▸ **Dataset content**
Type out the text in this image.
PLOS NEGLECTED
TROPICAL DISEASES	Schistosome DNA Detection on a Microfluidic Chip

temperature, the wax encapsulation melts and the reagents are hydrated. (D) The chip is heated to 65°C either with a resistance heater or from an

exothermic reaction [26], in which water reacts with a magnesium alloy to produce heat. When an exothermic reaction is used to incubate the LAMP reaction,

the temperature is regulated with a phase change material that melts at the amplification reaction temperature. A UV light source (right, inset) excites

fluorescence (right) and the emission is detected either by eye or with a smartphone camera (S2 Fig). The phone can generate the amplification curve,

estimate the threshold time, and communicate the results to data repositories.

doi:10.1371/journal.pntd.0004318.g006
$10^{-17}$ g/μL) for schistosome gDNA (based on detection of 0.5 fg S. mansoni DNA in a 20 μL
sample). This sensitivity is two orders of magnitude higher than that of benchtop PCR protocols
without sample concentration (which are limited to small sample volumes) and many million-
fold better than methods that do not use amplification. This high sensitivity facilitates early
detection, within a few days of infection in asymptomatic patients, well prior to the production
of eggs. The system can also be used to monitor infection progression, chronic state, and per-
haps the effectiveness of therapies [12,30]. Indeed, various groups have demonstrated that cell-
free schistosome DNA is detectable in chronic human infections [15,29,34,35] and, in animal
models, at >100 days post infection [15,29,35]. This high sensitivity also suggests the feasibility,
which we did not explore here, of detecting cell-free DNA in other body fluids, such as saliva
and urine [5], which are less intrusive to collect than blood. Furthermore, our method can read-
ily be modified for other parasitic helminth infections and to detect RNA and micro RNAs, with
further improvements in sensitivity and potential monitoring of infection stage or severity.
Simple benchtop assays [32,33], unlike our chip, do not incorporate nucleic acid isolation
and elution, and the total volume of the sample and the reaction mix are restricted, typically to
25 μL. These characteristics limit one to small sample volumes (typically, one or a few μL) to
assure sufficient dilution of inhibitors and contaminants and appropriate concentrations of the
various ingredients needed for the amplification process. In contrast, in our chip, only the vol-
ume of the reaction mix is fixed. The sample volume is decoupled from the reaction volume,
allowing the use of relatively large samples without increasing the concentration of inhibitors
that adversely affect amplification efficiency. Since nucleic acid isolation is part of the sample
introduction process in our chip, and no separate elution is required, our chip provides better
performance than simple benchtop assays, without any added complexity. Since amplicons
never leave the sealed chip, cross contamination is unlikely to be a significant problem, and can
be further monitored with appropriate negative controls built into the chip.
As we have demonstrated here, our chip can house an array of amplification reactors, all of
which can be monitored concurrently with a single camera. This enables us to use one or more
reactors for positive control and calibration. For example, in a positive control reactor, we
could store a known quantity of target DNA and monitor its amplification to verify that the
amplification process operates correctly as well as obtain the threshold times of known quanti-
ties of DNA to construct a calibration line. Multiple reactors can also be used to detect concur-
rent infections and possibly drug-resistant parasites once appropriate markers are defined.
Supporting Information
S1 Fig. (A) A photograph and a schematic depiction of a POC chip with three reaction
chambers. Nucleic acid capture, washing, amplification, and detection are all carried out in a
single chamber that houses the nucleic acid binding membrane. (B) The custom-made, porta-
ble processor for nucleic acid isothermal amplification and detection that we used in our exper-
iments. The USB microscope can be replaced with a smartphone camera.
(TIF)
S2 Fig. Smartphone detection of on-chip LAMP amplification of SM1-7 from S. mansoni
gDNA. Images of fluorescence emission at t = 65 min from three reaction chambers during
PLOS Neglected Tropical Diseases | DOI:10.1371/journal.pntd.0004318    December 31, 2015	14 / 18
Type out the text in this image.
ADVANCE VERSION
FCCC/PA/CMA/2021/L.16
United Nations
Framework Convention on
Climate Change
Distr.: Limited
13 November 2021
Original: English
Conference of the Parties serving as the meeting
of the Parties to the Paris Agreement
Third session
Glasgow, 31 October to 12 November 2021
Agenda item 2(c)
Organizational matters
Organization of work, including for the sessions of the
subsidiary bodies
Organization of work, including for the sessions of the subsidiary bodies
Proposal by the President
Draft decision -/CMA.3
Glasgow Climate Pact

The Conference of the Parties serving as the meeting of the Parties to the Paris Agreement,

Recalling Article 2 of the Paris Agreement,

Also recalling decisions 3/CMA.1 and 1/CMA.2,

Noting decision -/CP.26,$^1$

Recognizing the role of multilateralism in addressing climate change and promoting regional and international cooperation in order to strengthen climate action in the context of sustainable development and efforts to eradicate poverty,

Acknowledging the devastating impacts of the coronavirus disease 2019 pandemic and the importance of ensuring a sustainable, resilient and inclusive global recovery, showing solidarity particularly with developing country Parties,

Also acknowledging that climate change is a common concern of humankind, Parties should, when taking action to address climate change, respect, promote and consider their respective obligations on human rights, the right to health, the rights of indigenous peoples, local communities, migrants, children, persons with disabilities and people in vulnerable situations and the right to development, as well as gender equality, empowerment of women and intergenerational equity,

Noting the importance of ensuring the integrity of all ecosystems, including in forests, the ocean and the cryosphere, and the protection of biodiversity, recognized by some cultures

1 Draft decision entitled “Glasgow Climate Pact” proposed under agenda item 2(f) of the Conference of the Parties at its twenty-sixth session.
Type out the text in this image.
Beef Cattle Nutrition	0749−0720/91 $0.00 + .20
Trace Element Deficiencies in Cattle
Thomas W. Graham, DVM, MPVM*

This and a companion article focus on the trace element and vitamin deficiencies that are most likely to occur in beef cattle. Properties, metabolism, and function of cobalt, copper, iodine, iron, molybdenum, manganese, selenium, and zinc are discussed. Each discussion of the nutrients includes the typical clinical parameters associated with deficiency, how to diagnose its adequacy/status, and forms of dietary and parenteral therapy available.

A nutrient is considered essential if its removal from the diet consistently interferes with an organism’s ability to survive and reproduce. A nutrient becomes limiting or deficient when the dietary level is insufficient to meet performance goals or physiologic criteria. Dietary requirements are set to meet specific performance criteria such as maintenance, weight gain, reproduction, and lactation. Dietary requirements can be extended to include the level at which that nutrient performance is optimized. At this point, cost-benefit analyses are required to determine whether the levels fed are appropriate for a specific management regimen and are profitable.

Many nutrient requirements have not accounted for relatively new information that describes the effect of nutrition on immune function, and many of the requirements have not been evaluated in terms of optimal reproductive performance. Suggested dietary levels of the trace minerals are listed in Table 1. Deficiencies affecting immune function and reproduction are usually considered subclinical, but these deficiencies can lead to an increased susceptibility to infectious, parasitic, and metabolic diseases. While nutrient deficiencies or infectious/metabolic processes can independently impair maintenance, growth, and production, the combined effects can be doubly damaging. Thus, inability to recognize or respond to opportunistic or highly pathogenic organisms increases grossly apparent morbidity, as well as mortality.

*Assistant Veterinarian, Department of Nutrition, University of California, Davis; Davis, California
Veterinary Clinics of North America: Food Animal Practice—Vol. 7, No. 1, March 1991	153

▸ **Assigned task**
Reproduce all the records shown above, unchanged.

▸ **Expected answer**
Type out the text in this image.
PLOS NEGLECTED
TROPICAL DISEASES	Schistosome DNA Detection on a Microfluidic Chip

temperature, the wax encapsulation melts and the reagents are hydrated. (D) The chip is heated to 65°C either with a resistance heater or from an

exothermic reaction [26], in which water reacts with a magnesium alloy to produce heat. When an exothermic reaction is used to incubate the LAMP reaction,

the temperature is regulated with a phase change material that melts at the amplification reaction temperature. A UV light source (right, inset) excites

fluorescence (right) and the emission is detected either by eye or with a smartphone camera (S2 Fig). The phone can generate the amplification curve,

estimate the threshold time, and communicate the results to data repositories.

doi:10.1371/journal.pntd.0004318.g006
$10^{-17}$ g/μL) for schistosome gDNA (based on detection of 0.5 fg S. mansoni DNA in a 20 μL
sample). This sensitivity is two orders of magnitude higher than that of benchtop PCR protocols
without sample concentration (which are limited to small sample volumes) and many million-
fold better than methods that do not use amplification. This high sensitivity facilitates early
detection, within a few days of infection in asymptomatic patients, well prior to the production
of eggs. The system can also be used to monitor infection progression, chronic state, and per-
haps the effectiveness of therapies [12,30]. Indeed, various groups have demonstrated that cell-
free schistosome DNA is detectable in chronic human infections [15,29,34,35] and, in animal
models, at >100 days post infection [15,29,35]. This high sensitivity also suggests the feasibility,
which we did not explore here, of detecting cell-free DNA in other body fluids, such as saliva
and urine [5], which are less intrusive to collect than blood. Furthermore, our method can read-
ily be modified for other parasitic helminth infections and to detect RNA and micro RNAs, with
further improvements in sensitivity and potential monitoring of infection stage or severity.
Simple benchtop assays [32,33], unlike our chip, do not incorporate nucleic acid isolation
and elution, and the total volume of the sample and the reaction mix are restricted, typically to
25 μL. These characteristics limit one to small sample volumes (typically, one or a few μL) to
assure sufficient dilution of inhibitors and contaminants and appropriate concentrations of the
various ingredients needed for the amplification process. In contrast, in our chip, only the vol-
ume of the reaction mix is fixed. The sample volume is decoupled from the reaction volume,
allowing the use of relatively large samples without increasing the concentration of inhibitors
that adversely affect amplification efficiency. Since nucleic acid isolation is part of the sample
introduction process in our chip, and no separate elution is required, our chip provides better
performance than simple benchtop assays, without any added complexity. Since amplicons
never leave the sealed chip, cross contamination is unlikely to be a significant problem, and can
be further monitored with appropriate negative controls built into the chip.
As we have demonstrated here, our chip can house an array of amplification reactors, all of
which can be monitored concurrently with a single camera. This enables us to use one or more
reactors for positive control and calibration. For example, in a positive control reactor, we
could store a known quantity of target DNA and monitor its amplification to verify that the
amplification process operates correctly as well as obtain the threshold times of known quanti-
ties of DNA to construct a calibration line. Multiple reactors can also be used to detect concur-
rent infections and possibly drug-resistant parasites once appropriate markers are defined.
Supporting Information
S1 Fig. (A) A photograph and a schematic depiction of a POC chip with three reaction
chambers. Nucleic acid capture, washing, amplification, and detection are all carried out in a
single chamber that houses the nucleic acid binding membrane. (B) The custom-made, porta-
ble processor for nucleic acid isothermal amplification and detection that we used in our exper-
iments. The USB microscope can be replaced with a smartphone camera.
(TIF)
S2 Fig. Smartphone detection of on-chip LAMP amplification of SM1-7 from S. mansoni
gDNA. Images of fluorescence emission at t = 65 min from three reaction chambers during
PLOS Neglected Tropical Diseases | DOI:10.1371/journal.pntd.0004318    December 31, 2015	14 / 18
Type out the text in this image.
ADVANCE VERSION
FCCC/PA/CMA/2021/L.16
United Nations
Framework Convention on
Climate Change
Distr.: Limited
13 November 2021
Original: English
Conference of the Parties serving as the meeting
of the Parties to the Paris Agreement
Third session
Glasgow, 31 October to 12 November 2021
Agenda item 2(c)
Organizational matters
Organization of work, including for the sessions of the
subsidiary bodies
Organization of work, including for the sessions of the subsidiary bodies
Proposal by the President
Draft decision -/CMA.3
Glasgow Climate Pact

The Conference of the Parties serving as the meeting of the Parties to the Paris Agreement,

Recalling Article 2 of the Paris Agreement,

Also recalling decisions 3/CMA.1 and 1/CMA.2,

Noting decision -/CP.26,$^1$

Recognizing the role of multilateralism in addressing climate change and promoting regional and international cooperation in order to strengthen climate action in the context of sustainable development and efforts to eradicate poverty,

Acknowledging the devastating impacts of the coronavirus disease 2019 pandemic and the importance of ensuring a sustainable, resilient and inclusive global recovery, showing solidarity particularly with developing country Parties,

Also acknowledging that climate change is a common concern of humankind, Parties should, when taking action to address climate change, respect, promote and consider their respective obligations on human rights, the right to health, the rights of indigenous peoples, local communities, migrants, children, persons with disabilities and people in vulnerable situations and the right to development, as well as gender equality, empowerment of women and intergenerational equity,

Noting the importance of ensuring the integrity of all ecosystems, including in forests, the ocean and the cryosphere, and the protection of biodiversity, recognized by some cultures

1 Draft decision entitled “Glasgow Climate Pact” proposed under agenda item 2(f) of the Conference of the Parties at its twenty-sixth session.
Type out the text in this image.
Beef Cattle Nutrition	0749−0720/91 $0.00 + .20
Trace Element Deficiencies in Cattle
Thomas W. Graham, DVM, MPVM*

This and a companion article focus on the trace element and vitamin deficiencies that are most likely to occur in beef cattle. Properties, metabolism, and function of cobalt, copper, iodine, iron, molybdenum, manganese, selenium, and zinc are discussed. Each discussion of the nutrients includes the typical clinical parameters associated with deficiency, how to diagnose its adequacy/status, and forms of dietary and parenteral therapy available.

A nutrient is considered essential if its removal from the diet consistently interferes with an organism’s ability to survive and reproduce. A nutrient becomes limiting or deficient when the dietary level is insufficient to meet performance goals or physiologic criteria. Dietary requirements are set to meet specific performance criteria such as maintenance, weight gain, reproduction, and lactation. Dietary requirements can be extended to include the level at which that nutrient performance is optimized. At this point, cost-benefit analyses are required to determine whether the levels fed are appropriate for a specific management regimen and are profitable.

Many nutrient requirements have not accounted for relatively new information that describes the effect of nutrition on immune function, and many of the requirements have not been evaluated in terms of optimal reproductive performance. Suggested dietary levels of the trace minerals are listed in Table 1. Deficiencies affecting immune function and reproduction are usually considered subclinical, but these deficiencies can lead to an increased susceptibility to infectious, parasitic, and metabolic diseases. While nutrient deficiencies or infectious/metabolic processes can independently impair maintenance, growth, and production, the combined effects can be doubly damaging. Thus, inability to recognize or respond to opportunistic or highly pathogenic organisms increases grossly apparent morbidity, as well as mortality.

*Assistant Veterinarian, Department of Nutrition, University of California, Davis; Davis, California
Veterinary Clinics of North America: Food Animal Practice—Vol. 7, No. 1, March 1991	153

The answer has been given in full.